## START Material for the task

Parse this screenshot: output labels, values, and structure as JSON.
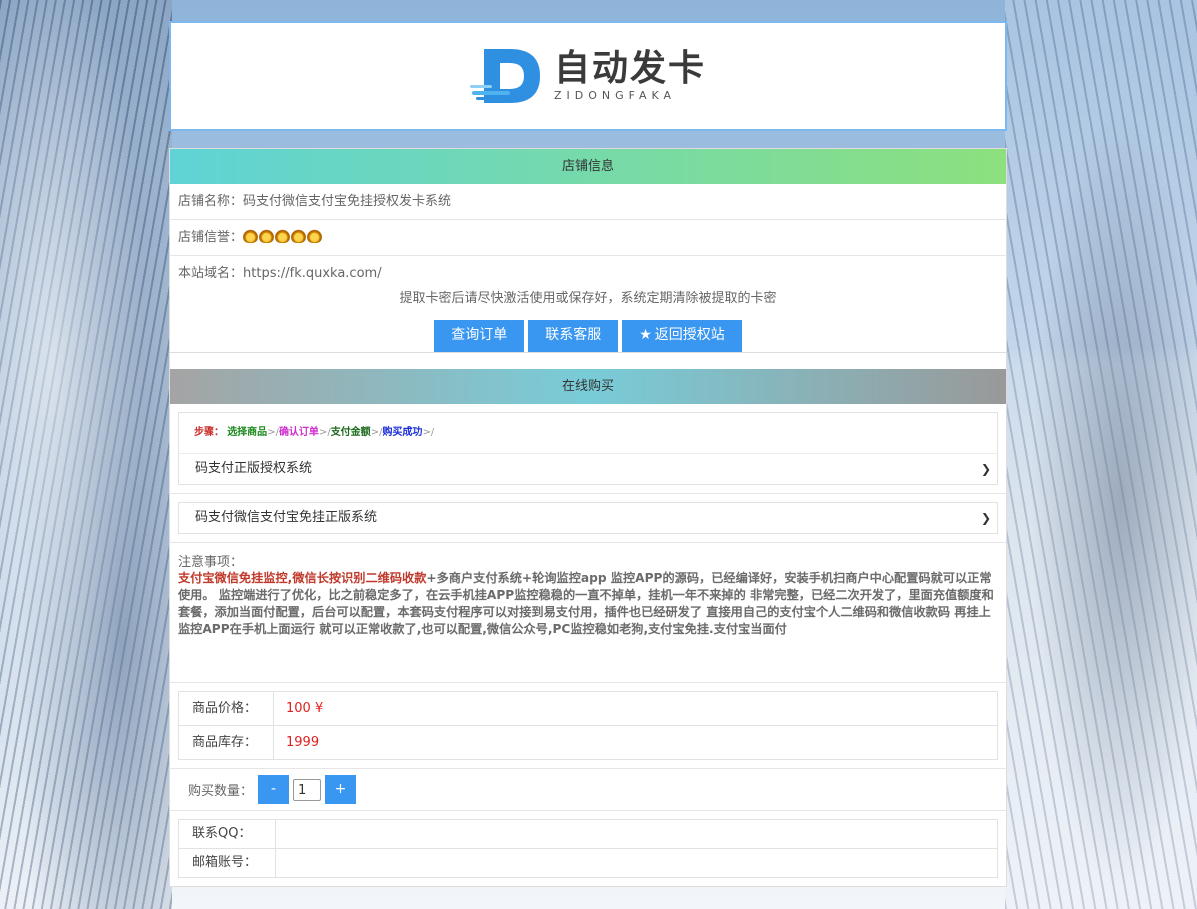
{
  "logo": {
    "title": "自动发卡",
    "subtitle": "ZIDONGFAKA"
  },
  "shop": {
    "header": "店铺信息",
    "name_label": "店铺名称：",
    "name_value": "码支付微信支付宝免挂授权发卡系统",
    "credit_label": "店铺信誉：",
    "credit_crowns": 5,
    "domain_label": "本站域名：",
    "domain_value": "https://fk.quxka.com/",
    "notice": "提取卡密后请尽快激活使用或保存好，系统定期清除被提取的卡密",
    "buttons": {
      "query": "查询订单",
      "contact": "联系客服",
      "back": "返回授权站"
    }
  },
  "buy": {
    "header": "在线购买",
    "steps": {
      "label": "步骤：",
      "s1": "选择商品",
      "s2": "确认订单",
      "s3": "支付金额",
      "s4": "购买成功",
      "arrow": ">/"
    },
    "category_selected": "码支付正版授权系统",
    "product_selected": "码支付微信支付宝免挂正版系统",
    "desc_label": "注意事项：",
    "desc_red": "支付宝微信免挂监控,微信长按识别二维码收款",
    "desc_body": "+多商户支付系统+轮询监控app 监控APP的源码，已经编译好，安装手机扫商户中心配置码就可以正常使用。 监控端进行了优化，比之前稳定多了，在云手机挂APP监控稳稳的一直不掉单，挂机一年不来掉的 非常完整，已经二次开发了，里面充值额度和套餐，添加当面付配置，后台可以配置，本套码支付程序可以对接到易支付用，插件也已经研发了 直接用自己的支付宝个人二维码和微信收款码 再挂上监控APP在手机上面运行 就可以正常收款了,也可以配置,微信公众号,PC监控稳如老狗,支付宝免挂.支付宝当面付",
    "price_label": "商品价格：",
    "price_value": "100 ¥",
    "stock_label": "商品库存：",
    "stock_value": "1999",
    "qty_label": "购买数量：",
    "qty_minus": "-",
    "qty_value": "1",
    "qty_plus": "+",
    "qq_label": "联系QQ：",
    "email_label": "邮箱账号："
  },
  "colors": {
    "primary_button": "#3a97f1",
    "logo_border": "#7ab8ee",
    "price_red": "#e02020"
  }
}
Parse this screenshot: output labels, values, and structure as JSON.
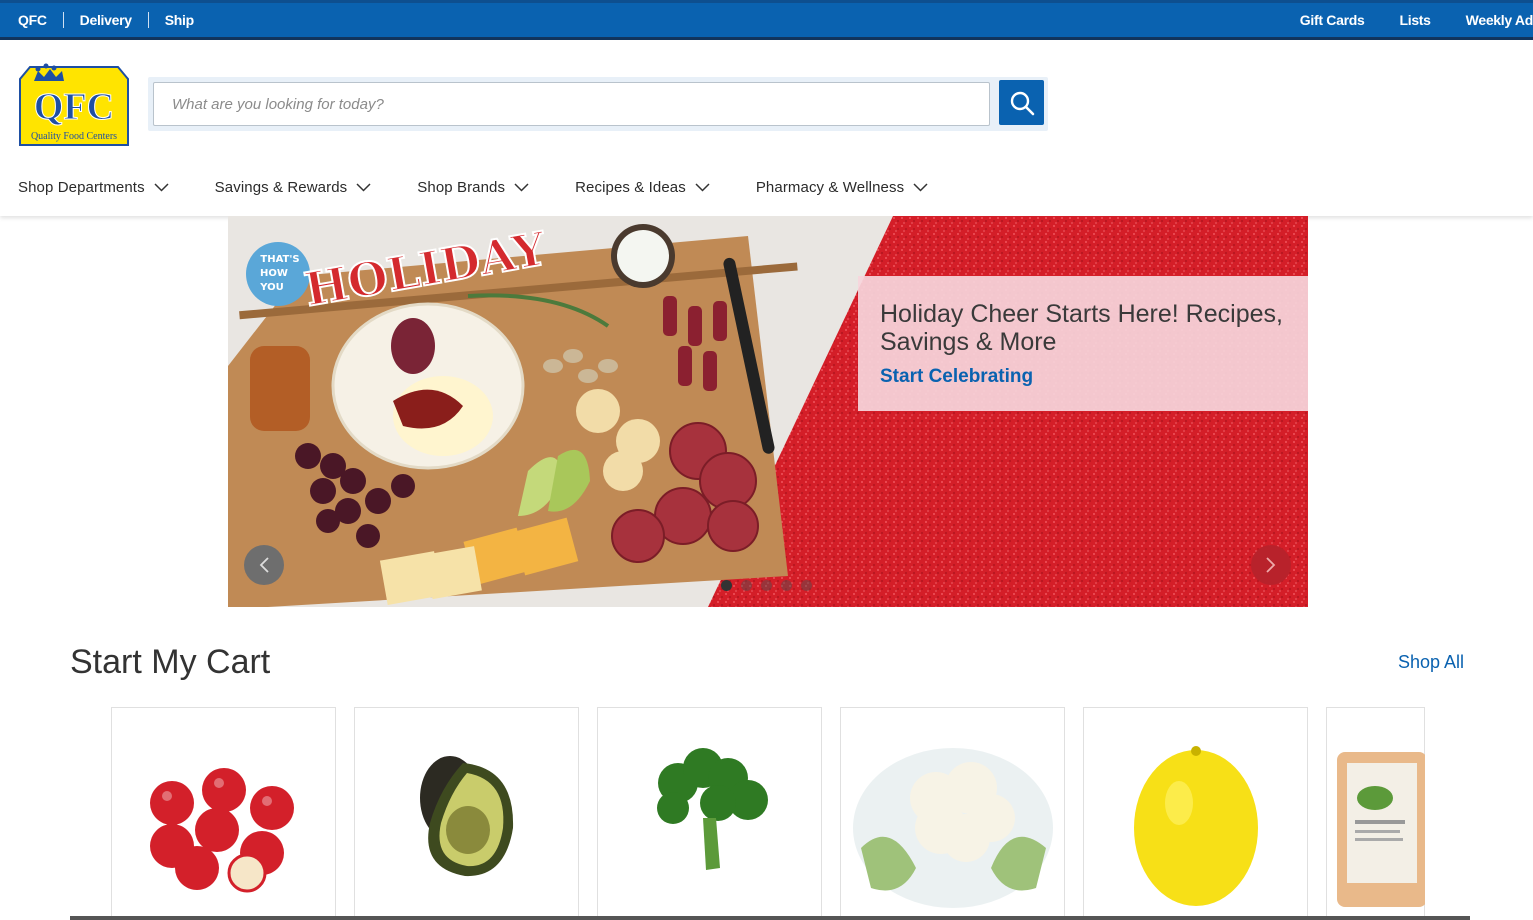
{
  "topbar": {
    "left_links": [
      "QFC",
      "Delivery",
      "Ship"
    ],
    "right_links": [
      "Gift Cards",
      "Lists",
      "Weekly Ad"
    ]
  },
  "logo": {
    "main": "QFC",
    "sub": "Quality Food Centers"
  },
  "search": {
    "placeholder": "What are you looking for today?",
    "value": ""
  },
  "nav": {
    "items": [
      {
        "label": "Shop Departments"
      },
      {
        "label": "Savings & Rewards"
      },
      {
        "label": "Shop Brands"
      },
      {
        "label": "Recipes & Ideas"
      },
      {
        "label": "Pharmacy & Wellness"
      }
    ]
  },
  "hero": {
    "badge_small": [
      "THAT'S",
      "HOW",
      "YOU"
    ],
    "badge_big": "HOLIDAY",
    "title": "Holiday Cheer Starts Here! Recipes, Savings & More",
    "cta": "Start Celebrating",
    "slide_count": 5,
    "active_slide": 1
  },
  "cart_section": {
    "title": "Start My Cart",
    "shop_all": "Shop All",
    "products": [
      {
        "icon": "apples-image"
      },
      {
        "icon": "avocado-image"
      },
      {
        "icon": "broccoli-image"
      },
      {
        "icon": "cauliflower-image"
      },
      {
        "icon": "lemon-image"
      },
      {
        "icon": "chicken-package-image"
      }
    ]
  },
  "colors": {
    "brand_blue": "#0a62b0",
    "logo_yellow": "#ffe400",
    "hero_red": "#d8202a"
  }
}
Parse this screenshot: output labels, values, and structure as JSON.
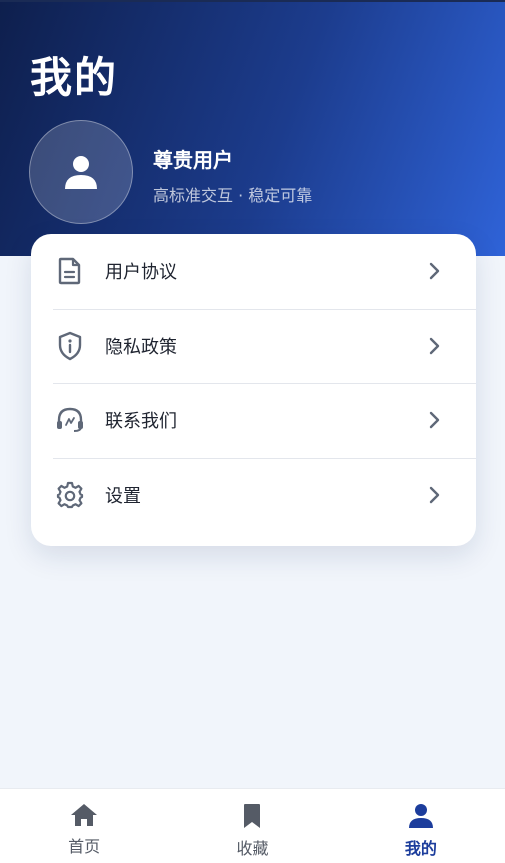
{
  "header": {
    "title": "我的",
    "user_name": "尊贵用户",
    "user_subtitle": "高标准交互 · 稳定可靠"
  },
  "menu": {
    "items": [
      {
        "label": "用户协议",
        "icon": "document-icon"
      },
      {
        "label": "隐私政策",
        "icon": "shield-info-icon"
      },
      {
        "label": "联系我们",
        "icon": "headset-icon"
      },
      {
        "label": "设置",
        "icon": "gear-icon"
      }
    ]
  },
  "tabbar": {
    "items": [
      {
        "label": "首页",
        "icon": "home-icon",
        "active": false
      },
      {
        "label": "收藏",
        "icon": "bookmark-icon",
        "active": false
      },
      {
        "label": "我的",
        "icon": "user-icon",
        "active": true
      }
    ]
  },
  "colors": {
    "header_gradient_start": "#0e1f4d",
    "header_gradient_end": "#2f63d8",
    "active_tab": "#1c3d9c",
    "inactive_tab": "#555b66",
    "icon_gray": "#5f6878"
  }
}
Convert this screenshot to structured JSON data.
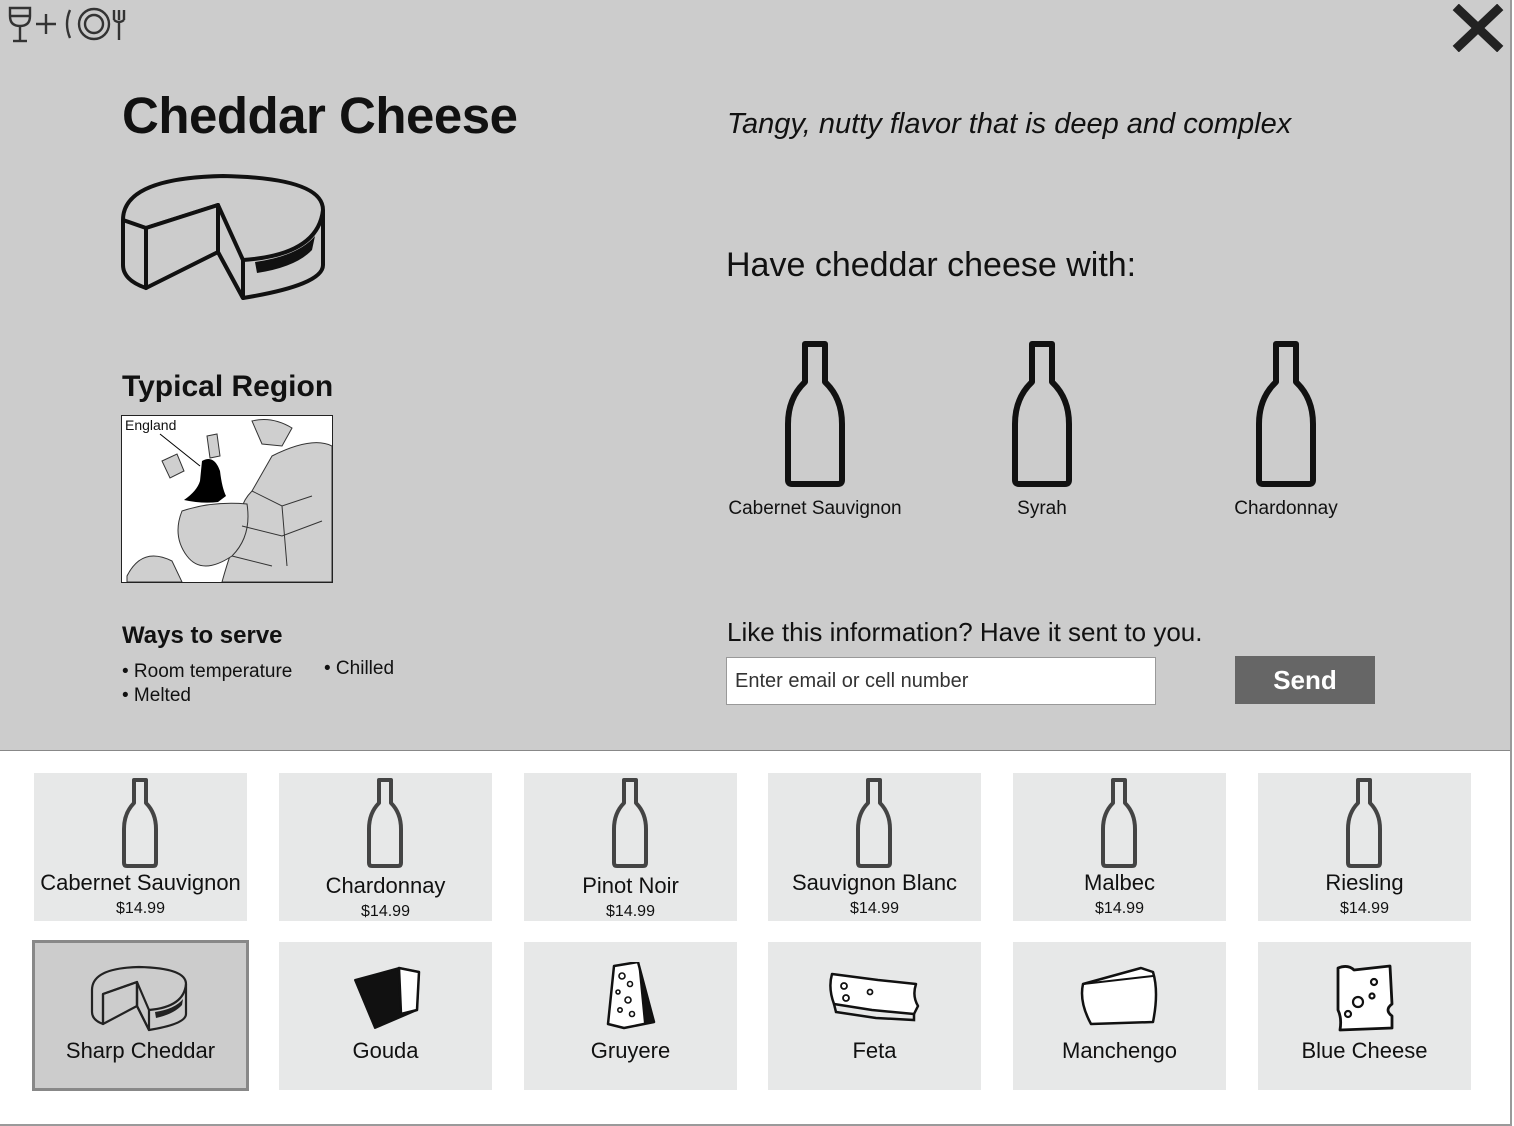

## END Material for the task

## Problem to work on
Every record above should be written out again exactly; the pictures stay out of the copy.

## The reply
Parse this screenshot: output labels, values, and structure as JSON.
{
  "logo": {
    "title": "自动发卡",
    "subtitle": "ZIDONGFAKA"
  },
  "shop": {
    "header": "店铺信息",
    "name_label": "店铺名称：",
    "name_value": "码支付微信支付宝免挂授权发卡系统",
    "credit_label": "店铺信誉：",
    "credit_crowns": 5,
    "domain_label": "本站域名：",
    "domain_value": "https://fk.quxka.com/",
    "notice": "提取卡密后请尽快激活使用或保存好，系统定期清除被提取的卡密",
    "buttons": {
      "query": "查询订单",
      "contact": "联系客服",
      "back": "返回授权站"
    }
  },
  "buy": {
    "header": "在线购买",
    "steps": {
      "label": "步骤：",
      "s1": "选择商品",
      "s2": "确认订单",
      "s3": "支付金额",
      "s4": "购买成功",
      "arrow": ">/"
    },
    "category_selected": "码支付正版授权系统",
    "product_selected": "码支付微信支付宝免挂正版系统",
    "desc_label": "注意事项：",
    "desc_red": "支付宝微信免挂监控,微信长按识别二维码收款",
    "desc_body": "+多商户支付系统+轮询监控app 监控APP的源码，已经编译好，安装手机扫商户中心配置码就可以正常使用。 监控端进行了优化，比之前稳定多了，在云手机挂APP监控稳稳的一直不掉单，挂机一年不来掉的 非常完整，已经二次开发了，里面充值额度和套餐，添加当面付配置，后台可以配置，本套码支付程序可以对接到易支付用，插件也已经研发了 直接用自己的支付宝个人二维码和微信收款码 再挂上监控APP在手机上面运行 就可以正常收款了,也可以配置,微信公众号,PC监控稳如老狗,支付宝免挂.支付宝当面付",
    "price_label": "商品价格：",
    "price_value": "100 ¥",
    "stock_label": "商品库存：",
    "stock_value": "1999",
    "qty_label": "购买数量：",
    "qty_minus": "-",
    "qty_value": "1",
    "qty_plus": "+",
    "qq_label": "联系QQ：",
    "email_label": "邮箱账号："
  },
  "colors": {
    "primary_button": "#3a97f1",
    "logo_border": "#7ab8ee",
    "price_red": "#e02020"
  }
}
Parse this screenshot: output labels, values, and structure as JSON.
{
  "topbar": {
    "left_links": [
      "QFC",
      "Delivery",
      "Ship"
    ],
    "right_links": [
      "Gift Cards",
      "Lists",
      "Weekly Ad"
    ]
  },
  "logo": {
    "main": "QFC",
    "sub": "Quality Food Centers"
  },
  "search": {
    "placeholder": "What are you looking for today?",
    "value": ""
  },
  "nav": {
    "items": [
      {
        "label": "Shop Departments"
      },
      {
        "label": "Savings & Rewards"
      },
      {
        "label": "Shop Brands"
      },
      {
        "label": "Recipes & Ideas"
      },
      {
        "label": "Pharmacy & Wellness"
      }
    ]
  },
  "hero": {
    "badge_small": [
      "THAT'S",
      "HOW",
      "YOU"
    ],
    "badge_big": "HOLIDAY",
    "title": "Holiday Cheer Starts Here! Recipes, Savings & More",
    "cta": "Start Celebrating",
    "slide_count": 5,
    "active_slide": 1
  },
  "cart_section": {
    "title": "Start My Cart",
    "shop_all": "Shop All",
    "products": [
      {
        "icon": "apples-image"
      },
      {
        "icon": "avocado-image"
      },
      {
        "icon": "broccoli-image"
      },
      {
        "icon": "cauliflower-image"
      },
      {
        "icon": "lemon-image"
      },
      {
        "icon": "chicken-package-image"
      }
    ]
  },
  "colors": {
    "brand_blue": "#0a62b0",
    "logo_yellow": "#ffe400",
    "hero_red": "#d8202a"
  }
}
Parse this screenshot: output labels, values, and structure as JSON.
{
  "header": {
    "title": "我的",
    "user_name": "尊贵用户",
    "user_subtitle": "高标准交互 · 稳定可靠"
  },
  "menu": {
    "items": [
      {
        "label": "用户协议",
        "icon": "document-icon"
      },
      {
        "label": "隐私政策",
        "icon": "shield-info-icon"
      },
      {
        "label": "联系我们",
        "icon": "headset-icon"
      },
      {
        "label": "设置",
        "icon": "gear-icon"
      }
    ]
  },
  "tabbar": {
    "items": [
      {
        "label": "首页",
        "icon": "home-icon",
        "active": false
      },
      {
        "label": "收藏",
        "icon": "bookmark-icon",
        "active": false
      },
      {
        "label": "我的",
        "icon": "user-icon",
        "active": true
      }
    ]
  },
  "colors": {
    "header_gradient_start": "#0e1f4d",
    "header_gradient_end": "#2f63d8",
    "active_tab": "#1c3d9c",
    "inactive_tab": "#555b66",
    "icon_gray": "#5f6878"
  }
}
Convert this screenshot to structured JSON data.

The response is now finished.